=== Stated task ===
Copy every record below exactly as written, but leave out the pictures.

=== Records shown ===
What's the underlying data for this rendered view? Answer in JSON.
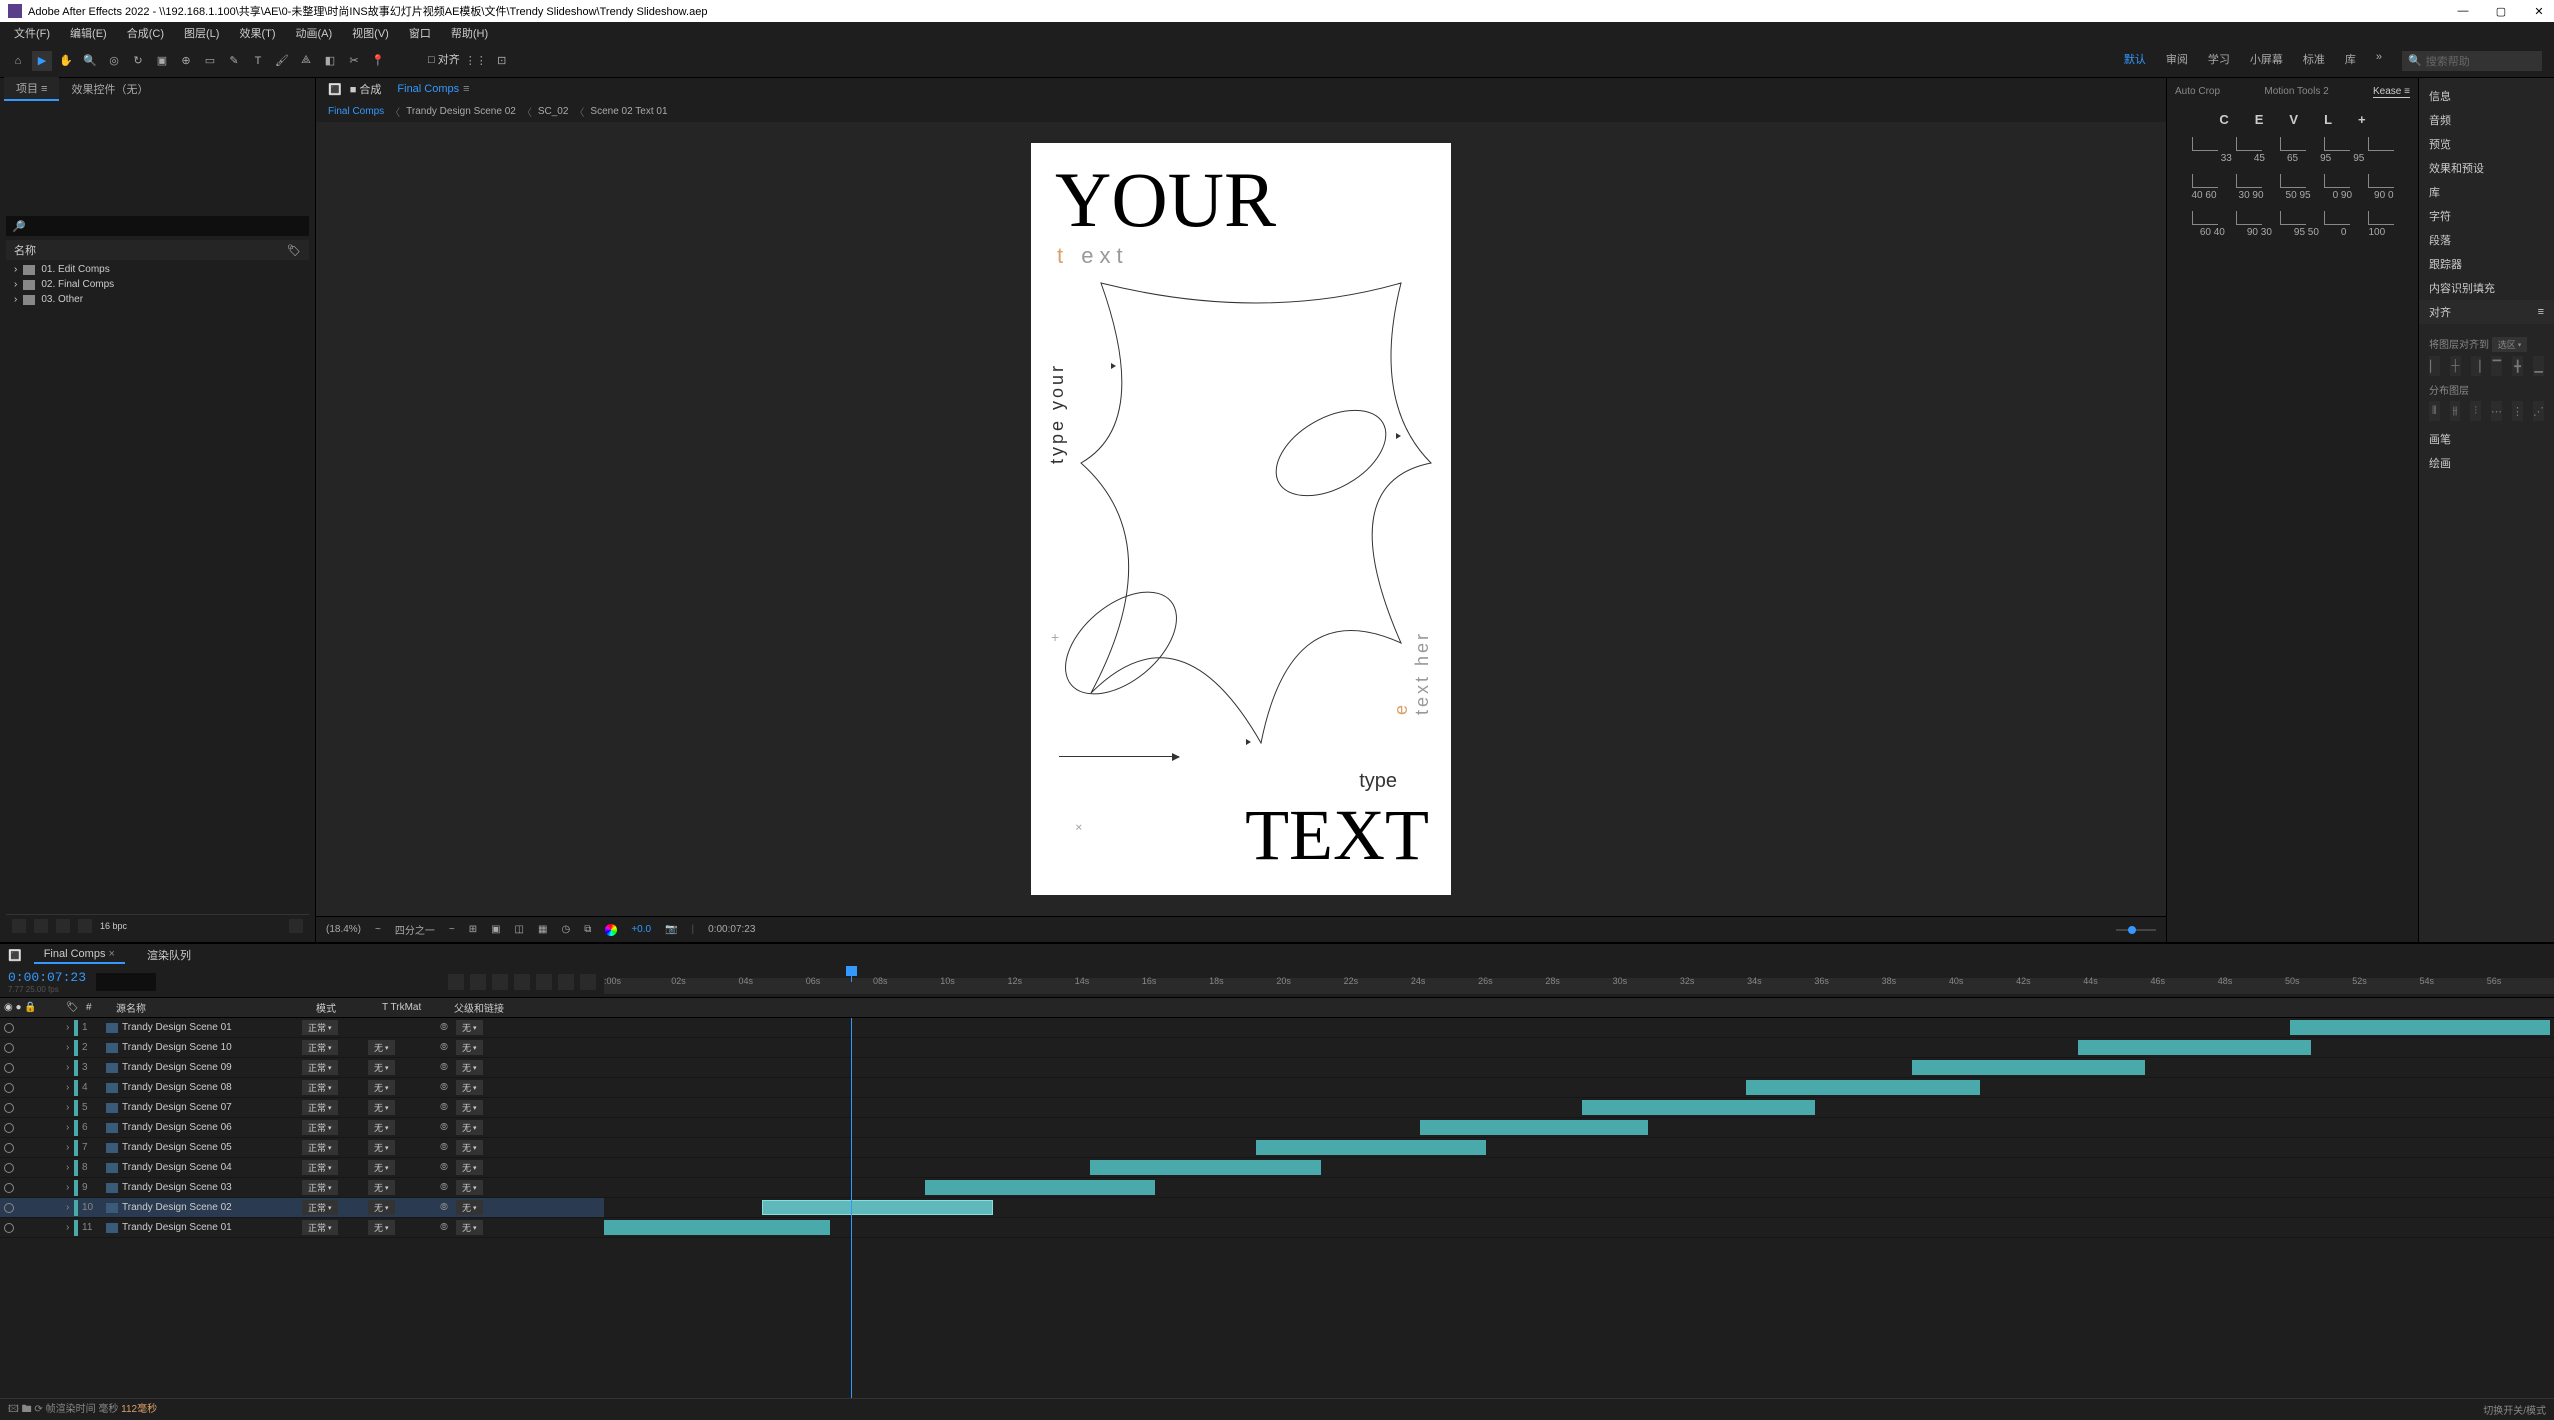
{
  "app": {
    "title": "Adobe After Effects 2022 - \\\\192.168.1.100\\共享\\AE\\0-未整理\\时尚INS故事幻灯片视频AE模板\\文件\\Trendy Slideshow\\Trendy Slideshow.aep"
  },
  "menu": [
    "文件(F)",
    "编辑(E)",
    "合成(C)",
    "图层(L)",
    "效果(T)",
    "动画(A)",
    "视图(V)",
    "窗口",
    "帮助(H)"
  ],
  "toolbar": {
    "snap_label": "□ 对齐",
    "workspaces": [
      "默认",
      "审阅",
      "学习",
      "小屏幕",
      "标准",
      "库"
    ],
    "search_placeholder": "搜索帮助"
  },
  "project": {
    "tab1": "项目 ≡",
    "tab2": "效果控件（无）",
    "header": "名称",
    "items": [
      "01. Edit Comps",
      "02. Final Comps",
      "03. Other"
    ],
    "footer_label": "16 bpc"
  },
  "comp": {
    "prefix": "■ 合成",
    "active_tab": "Final Comps",
    "breadcrumb": [
      "Final Comps",
      "Trandy Design Scene 02",
      "SC_02",
      "Scene 02 Text 01"
    ],
    "canvas": {
      "your": "YOUR",
      "subtext_l": "t ",
      "subtext_r": "ext",
      "vert_left": "type your",
      "vert_right_top": "e",
      "vert_right_bot": "text her",
      "type": "type",
      "big_text": "TEXT"
    },
    "footer": {
      "zoom": "(18.4%)",
      "res": "四分之一",
      "time": "0:00:07:23",
      "plus": "+0.0"
    }
  },
  "right_tabs": [
    "Auto Crop",
    "Motion Tools 2",
    "Kease"
  ],
  "kease": {
    "letters": [
      "C",
      "E",
      "V",
      "L",
      "+"
    ],
    "row1": [
      "33",
      "45",
      "65",
      "95",
      "95"
    ],
    "row2": [
      "40 60",
      "30 90",
      "50 95",
      "0 90",
      "90 0"
    ],
    "row3": [
      "60 40",
      "90 30",
      "95 50",
      "0",
      "100"
    ]
  },
  "right_strip": {
    "items": [
      "信息",
      "音频",
      "预览",
      "效果和预设",
      "库",
      "字符",
      "段落",
      "跟踪器",
      "内容识别填充"
    ],
    "align_header": "对齐",
    "align_sub1": "将图层对齐到",
    "align_sub1_val": "选区",
    "align_sub2": "分布图层",
    "extra": [
      "画笔",
      "绘画"
    ]
  },
  "timeline": {
    "tabs": [
      "Final Comps",
      "渲染队列"
    ],
    "timecode": "0:00:07:23",
    "sub_tc": "7.77  25.00 fps",
    "col_headers": {
      "name": "源名称",
      "mode": "模式",
      "trk": "T  TrkMat",
      "parent": "父级和链接"
    },
    "ruler": [
      ":00s",
      "02s",
      "04s",
      "06s",
      "08s",
      "10s",
      "12s",
      "14s",
      "16s",
      "18s",
      "20s",
      "22s",
      "24s",
      "26s",
      "28s",
      "30s",
      "32s",
      "34s",
      "36s",
      "38s",
      "40s",
      "42s",
      "44s",
      "46s",
      "48s",
      "50s",
      "52s",
      "54s",
      "56s"
    ],
    "layers": [
      {
        "n": 1,
        "name": "Trandy Design Scene 01",
        "mode": "正常",
        "trk": "",
        "parent": "无",
        "clip": [
          2290,
          2550
        ],
        "sel": false
      },
      {
        "n": 2,
        "name": "Trandy Design Scene 10",
        "mode": "正常",
        "trk": "无",
        "parent": "无",
        "clip": [
          2078,
          2311
        ],
        "sel": false
      },
      {
        "n": 3,
        "name": "Trandy Design Scene 09",
        "mode": "正常",
        "trk": "无",
        "parent": "无",
        "clip": [
          1912,
          2145
        ],
        "sel": false
      },
      {
        "n": 4,
        "name": "Trandy Design Scene 08",
        "mode": "正常",
        "trk": "无",
        "parent": "无",
        "clip": [
          1746,
          1980
        ],
        "sel": false
      },
      {
        "n": 5,
        "name": "Trandy Design Scene 07",
        "mode": "正常",
        "trk": "无",
        "parent": "无",
        "clip": [
          1582,
          1815
        ],
        "sel": false
      },
      {
        "n": 6,
        "name": "Trandy Design Scene 06",
        "mode": "正常",
        "trk": "无",
        "parent": "无",
        "clip": [
          1420,
          1648
        ],
        "sel": false
      },
      {
        "n": 7,
        "name": "Trandy Design Scene 05",
        "mode": "正常",
        "trk": "无",
        "parent": "无",
        "clip": [
          1256,
          1486
        ],
        "sel": false
      },
      {
        "n": 8,
        "name": "Trandy Design Scene 04",
        "mode": "正常",
        "trk": "无",
        "parent": "无",
        "clip": [
          1090,
          1321
        ],
        "sel": false
      },
      {
        "n": 9,
        "name": "Trandy Design Scene 03",
        "mode": "正常",
        "trk": "无",
        "parent": "无",
        "clip": [
          925,
          1155
        ],
        "sel": false
      },
      {
        "n": 10,
        "name": "Trandy Design Scene 02",
        "mode": "正常",
        "trk": "无",
        "parent": "无",
        "clip": [
          762,
          993
        ],
        "sel": true
      },
      {
        "n": 11,
        "name": "Trandy Design Scene 01",
        "mode": "正常",
        "trk": "无",
        "parent": "无",
        "clip": [
          604,
          830
        ],
        "sel": false
      }
    ],
    "playhead": 851,
    "footer_l": "帧渲染时间  毫秒",
    "footer_r": "切换开关/模式"
  }
}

=== Response to the exercise ===
What's the underlying data for this rendered view? Answer in JSON.
{
  "app": {
    "title": "Adobe After Effects 2022 - \\\\192.168.1.100\\共享\\AE\\0-未整理\\时尚INS故事幻灯片视频AE模板\\文件\\Trendy Slideshow\\Trendy Slideshow.aep"
  },
  "menu": [
    "文件(F)",
    "编辑(E)",
    "合成(C)",
    "图层(L)",
    "效果(T)",
    "动画(A)",
    "视图(V)",
    "窗口",
    "帮助(H)"
  ],
  "toolbar": {
    "snap_label": "□ 对齐",
    "workspaces": [
      "默认",
      "审阅",
      "学习",
      "小屏幕",
      "标准",
      "库"
    ],
    "search_placeholder": "搜索帮助"
  },
  "project": {
    "tab1": "项目 ≡",
    "tab2": "效果控件（无）",
    "header": "名称",
    "items": [
      "01. Edit Comps",
      "02. Final Comps",
      "03. Other"
    ],
    "footer_label": "16 bpc"
  },
  "comp": {
    "prefix": "■ 合成",
    "active_tab": "Final Comps",
    "breadcrumb": [
      "Final Comps",
      "Trandy Design Scene 02",
      "SC_02",
      "Scene 02 Text 01"
    ],
    "canvas": {
      "your": "YOUR",
      "subtext_l": "t ",
      "subtext_r": "ext",
      "vert_left": "type your",
      "vert_right_top": "e",
      "vert_right_bot": "text her",
      "type": "type",
      "big_text": "TEXT"
    },
    "footer": {
      "zoom": "(18.4%)",
      "res": "四分之一",
      "time": "0:00:07:23",
      "plus": "+0.0"
    }
  },
  "right_tabs": [
    "Auto Crop",
    "Motion Tools 2",
    "Kease"
  ],
  "kease": {
    "letters": [
      "C",
      "E",
      "V",
      "L",
      "+"
    ],
    "row1": [
      "33",
      "45",
      "65",
      "95",
      "95"
    ],
    "row2": [
      "40 60",
      "30 90",
      "50 95",
      "0 90",
      "90 0"
    ],
    "row3": [
      "60 40",
      "90 30",
      "95 50",
      "0",
      "100"
    ]
  },
  "right_strip": {
    "items": [
      "信息",
      "音频",
      "预览",
      "效果和预设",
      "库",
      "字符",
      "段落",
      "跟踪器",
      "内容识别填充"
    ],
    "align_header": "对齐",
    "align_sub1": "将图层对齐到",
    "align_sub1_val": "选区",
    "align_sub2": "分布图层",
    "extra": [
      "画笔",
      "绘画"
    ]
  },
  "timeline": {
    "tabs": [
      "Final Comps",
      "渲染队列"
    ],
    "timecode": "0:00:07:23",
    "sub_tc": "7.77  25.00 fps",
    "col_headers": {
      "name": "源名称",
      "mode": "模式",
      "trk": "T  TrkMat",
      "parent": "父级和链接"
    },
    "ruler": [
      ":00s",
      "02s",
      "04s",
      "06s",
      "08s",
      "10s",
      "12s",
      "14s",
      "16s",
      "18s",
      "20s",
      "22s",
      "24s",
      "26s",
      "28s",
      "30s",
      "32s",
      "34s",
      "36s",
      "38s",
      "40s",
      "42s",
      "44s",
      "46s",
      "48s",
      "50s",
      "52s",
      "54s",
      "56s"
    ],
    "layers": [
      {
        "n": 1,
        "name": "Trandy Design Scene 01",
        "mode": "正常",
        "trk": "",
        "parent": "无",
        "clip": [
          2290,
          2550
        ],
        "sel": false
      },
      {
        "n": 2,
        "name": "Trandy Design Scene 10",
        "mode": "正常",
        "trk": "无",
        "parent": "无",
        "clip": [
          2078,
          2311
        ],
        "sel": false
      },
      {
        "n": 3,
        "name": "Trandy Design Scene 09",
        "mode": "正常",
        "trk": "无",
        "parent": "无",
        "clip": [
          1912,
          2145
        ],
        "sel": false
      },
      {
        "n": 4,
        "name": "Trandy Design Scene 08",
        "mode": "正常",
        "trk": "无",
        "parent": "无",
        "clip": [
          1746,
          1980
        ],
        "sel": false
      },
      {
        "n": 5,
        "name": "Trandy Design Scene 07",
        "mode": "正常",
        "trk": "无",
        "parent": "无",
        "clip": [
          1582,
          1815
        ],
        "sel": false
      },
      {
        "n": 6,
        "name": "Trandy Design Scene 06",
        "mode": "正常",
        "trk": "无",
        "parent": "无",
        "clip": [
          1420,
          1648
        ],
        "sel": false
      },
      {
        "n": 7,
        "name": "Trandy Design Scene 05",
        "mode": "正常",
        "trk": "无",
        "parent": "无",
        "clip": [
          1256,
          1486
        ],
        "sel": false
      },
      {
        "n": 8,
        "name": "Trandy Design Scene 04",
        "mode": "正常",
        "trk": "无",
        "parent": "无",
        "clip": [
          1090,
          1321
        ],
        "sel": false
      },
      {
        "n": 9,
        "name": "Trandy Design Scene 03",
        "mode": "正常",
        "trk": "无",
        "parent": "无",
        "clip": [
          925,
          1155
        ],
        "sel": false
      },
      {
        "n": 10,
        "name": "Trandy Design Scene 02",
        "mode": "正常",
        "trk": "无",
        "parent": "无",
        "clip": [
          762,
          993
        ],
        "sel": true
      },
      {
        "n": 11,
        "name": "Trandy Design Scene 01",
        "mode": "正常",
        "trk": "无",
        "parent": "无",
        "clip": [
          604,
          830
        ],
        "sel": false
      }
    ],
    "playhead": 851,
    "footer_l": "帧渲染时间  毫秒",
    "footer_r": "切换开关/模式"
  }
}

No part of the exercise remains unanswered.